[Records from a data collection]
------------------------------------------------

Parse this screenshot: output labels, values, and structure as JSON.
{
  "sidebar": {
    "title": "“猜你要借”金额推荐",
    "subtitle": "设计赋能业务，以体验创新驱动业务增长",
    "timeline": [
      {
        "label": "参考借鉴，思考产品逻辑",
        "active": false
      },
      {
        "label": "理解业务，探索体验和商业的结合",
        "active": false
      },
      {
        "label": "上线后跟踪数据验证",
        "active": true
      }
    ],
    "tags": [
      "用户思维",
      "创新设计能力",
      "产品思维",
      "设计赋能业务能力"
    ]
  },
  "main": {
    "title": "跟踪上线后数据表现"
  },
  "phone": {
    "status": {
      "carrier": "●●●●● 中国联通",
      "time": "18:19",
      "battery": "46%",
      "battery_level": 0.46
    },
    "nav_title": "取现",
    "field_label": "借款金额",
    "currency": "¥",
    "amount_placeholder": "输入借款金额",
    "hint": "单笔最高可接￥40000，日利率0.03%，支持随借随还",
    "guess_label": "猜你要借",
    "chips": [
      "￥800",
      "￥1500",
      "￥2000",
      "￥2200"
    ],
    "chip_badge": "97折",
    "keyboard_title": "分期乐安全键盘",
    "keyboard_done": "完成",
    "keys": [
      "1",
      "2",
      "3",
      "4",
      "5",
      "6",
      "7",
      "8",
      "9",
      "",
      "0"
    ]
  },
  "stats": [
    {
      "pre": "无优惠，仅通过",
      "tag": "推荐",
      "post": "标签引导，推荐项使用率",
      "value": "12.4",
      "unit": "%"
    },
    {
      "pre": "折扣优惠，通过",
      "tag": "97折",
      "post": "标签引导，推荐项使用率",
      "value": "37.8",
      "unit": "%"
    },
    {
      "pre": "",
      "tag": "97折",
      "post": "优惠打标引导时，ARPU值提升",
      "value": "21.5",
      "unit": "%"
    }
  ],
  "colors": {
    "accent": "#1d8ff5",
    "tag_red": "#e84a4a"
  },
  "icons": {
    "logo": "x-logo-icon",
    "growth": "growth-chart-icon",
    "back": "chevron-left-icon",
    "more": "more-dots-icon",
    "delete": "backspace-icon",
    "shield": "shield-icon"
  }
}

------------------------------------------------

Extract all the entries word for word.

**The completed task:**
Parse this screenshot: output labels, values, and structure as JSON.
{
  "sidebar": {
    "title": "“猜你要借”金额推荐",
    "subtitle": "设计赋能业务，以体验创新驱动业务增长",
    "timeline": [
      {
        "label": "参考借鉴，思考产品逻辑",
        "active": false
      },
      {
        "label": "理解业务，探索体验和商业的结合",
        "active": false
      },
      {
        "label": "上线后跟踪数据验证",
        "active": true
      }
    ],
    "tags": [
      "用户思维",
      "创新设计能力",
      "产品思维",
      "设计赋能业务能力"
    ]
  },
  "main": {
    "title": "跟踪上线后数据表现"
  },
  "phone": {
    "status": {
      "carrier": "●●●●● 中国联通",
      "time": "18:19",
      "battery": "46%",
      "battery_level": 0.46
    },
    "nav_title": "取现",
    "field_label": "借款金额",
    "currency": "¥",
    "amount_placeholder": "输入借款金额",
    "hint": "单笔最高可接￥40000，日利率0.03%，支持随借随还",
    "guess_label": "猜你要借",
    "chips": [
      "￥800",
      "￥1500",
      "￥2000",
      "￥2200"
    ],
    "chip_badge": "97折",
    "keyboard_title": "分期乐安全键盘",
    "keyboard_done": "完成",
    "keys": [
      "1",
      "2",
      "3",
      "4",
      "5",
      "6",
      "7",
      "8",
      "9",
      "",
      "0"
    ]
  },
  "stats": [
    {
      "pre": "无优惠，仅通过",
      "tag": "推荐",
      "post": "标签引导，推荐项使用率",
      "value": "12.4",
      "unit": "%"
    },
    {
      "pre": "折扣优惠，通过",
      "tag": "97折",
      "post": "标签引导，推荐项使用率",
      "value": "37.8",
      "unit": "%"
    },
    {
      "pre": "",
      "tag": "97折",
      "post": "优惠打标引导时，ARPU值提升",
      "value": "21.5",
      "unit": "%"
    }
  ],
  "colors": {
    "accent": "#1d8ff5",
    "tag_red": "#e84a4a"
  },
  "icons": {
    "logo": "x-logo-icon",
    "growth": "growth-chart-icon",
    "back": "chevron-left-icon",
    "more": "more-dots-icon",
    "delete": "backspace-icon",
    "shield": "shield-icon"
  }
}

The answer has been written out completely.